__Given instruction__
Identify the lines that contain the word "point" and copy each one.

+++ Supplied data +++

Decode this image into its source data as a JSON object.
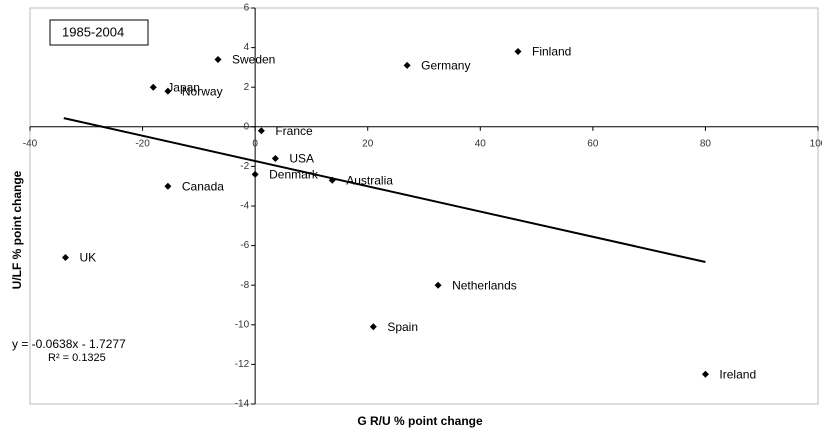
{
  "chart_data": {
    "type": "scatter",
    "title": "1985-2004",
    "x_label": "G R/U % point change",
    "y_label": "U/LF % point change",
    "equation": "y = -0.0638x - 1.7277",
    "r_squared": "R² = 0.1325",
    "labels": [
      "Sweden",
      "Japan",
      "Norway",
      "Germany",
      "Finland",
      "France",
      "USA",
      "Denmark",
      "Australia",
      "Canada",
      "UK",
      "Netherlands",
      "Spain",
      "Ireland"
    ],
    "x": [
      -6.6,
      -18.1,
      -15.5,
      27,
      46.7,
      1.1,
      3.6,
      0,
      13.7,
      -15.5,
      -33.7,
      32.5,
      21,
      80
    ],
    "values": [
      3.4,
      2.0,
      1.8,
      3.1,
      3.8,
      -0.2,
      -1.6,
      -2.4,
      -2.7,
      -3.0,
      -6.6,
      -8.0,
      -10.1,
      -12.5
    ],
    "color": "#000000",
    "trendline": {
      "x": [
        -34,
        80
      ],
      "values": [
        0.44,
        -6.83
      ]
    },
    "xlim": [
      -40,
      100
    ],
    "ylim": [
      -14,
      6
    ],
    "xticks": [
      -40,
      -20,
      0,
      20,
      40,
      60,
      80,
      100
    ],
    "yticks": [
      -14,
      -12,
      -10,
      -8,
      -6,
      -4,
      -2,
      0,
      2,
      4,
      6
    ]
  }
}
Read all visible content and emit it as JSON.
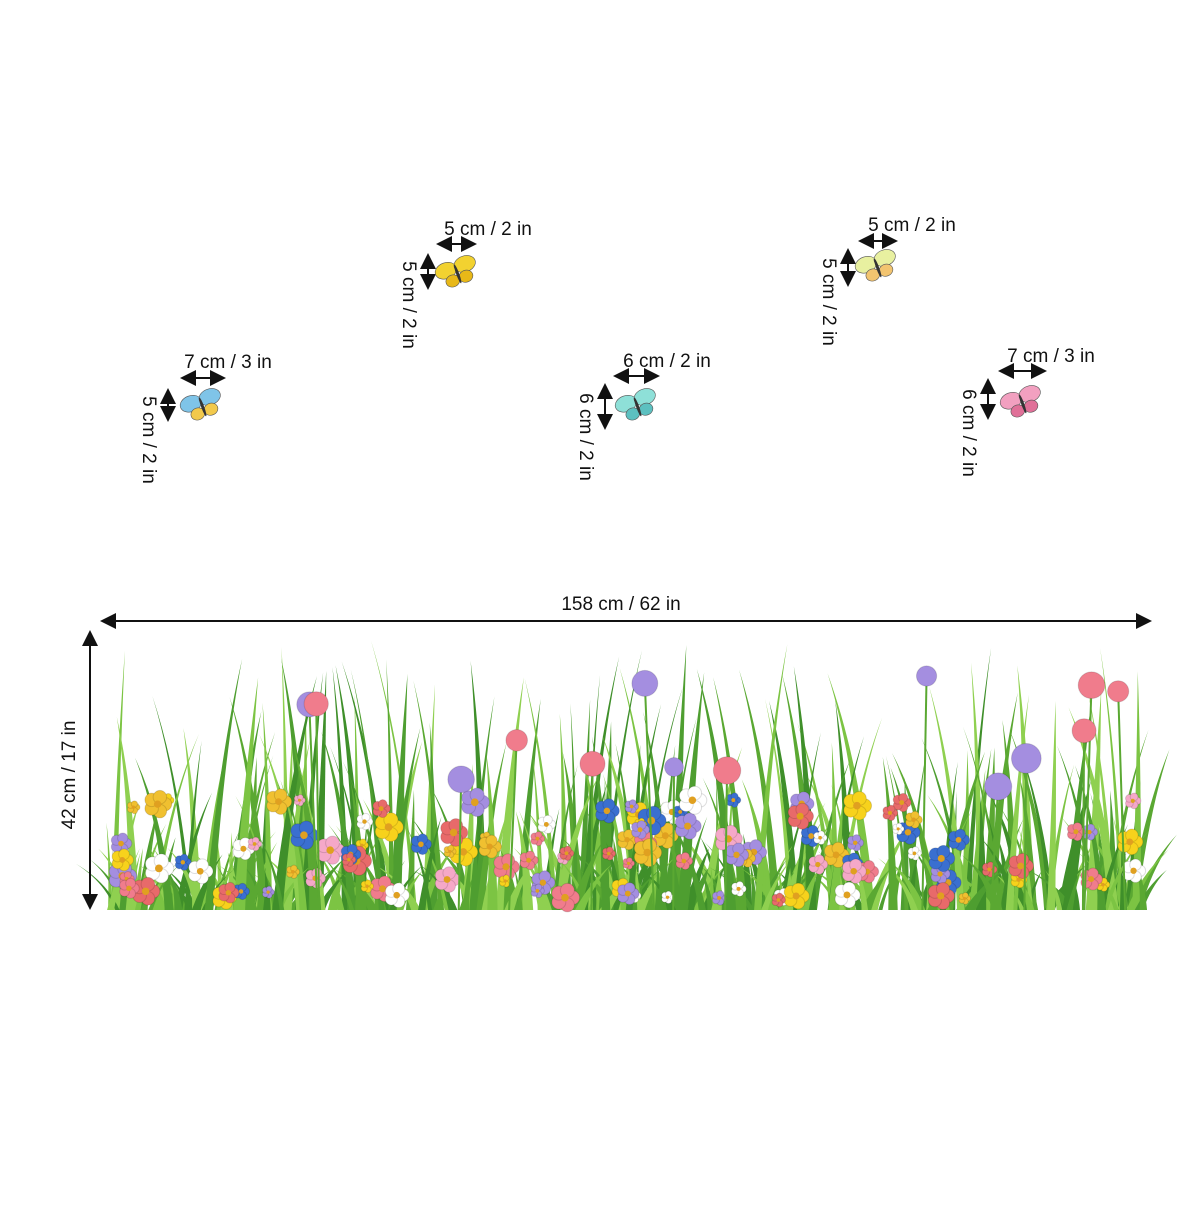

+++

__Complete response__
    "x_label": "G R/U % point change",
    "y_label": "U/LF % point change",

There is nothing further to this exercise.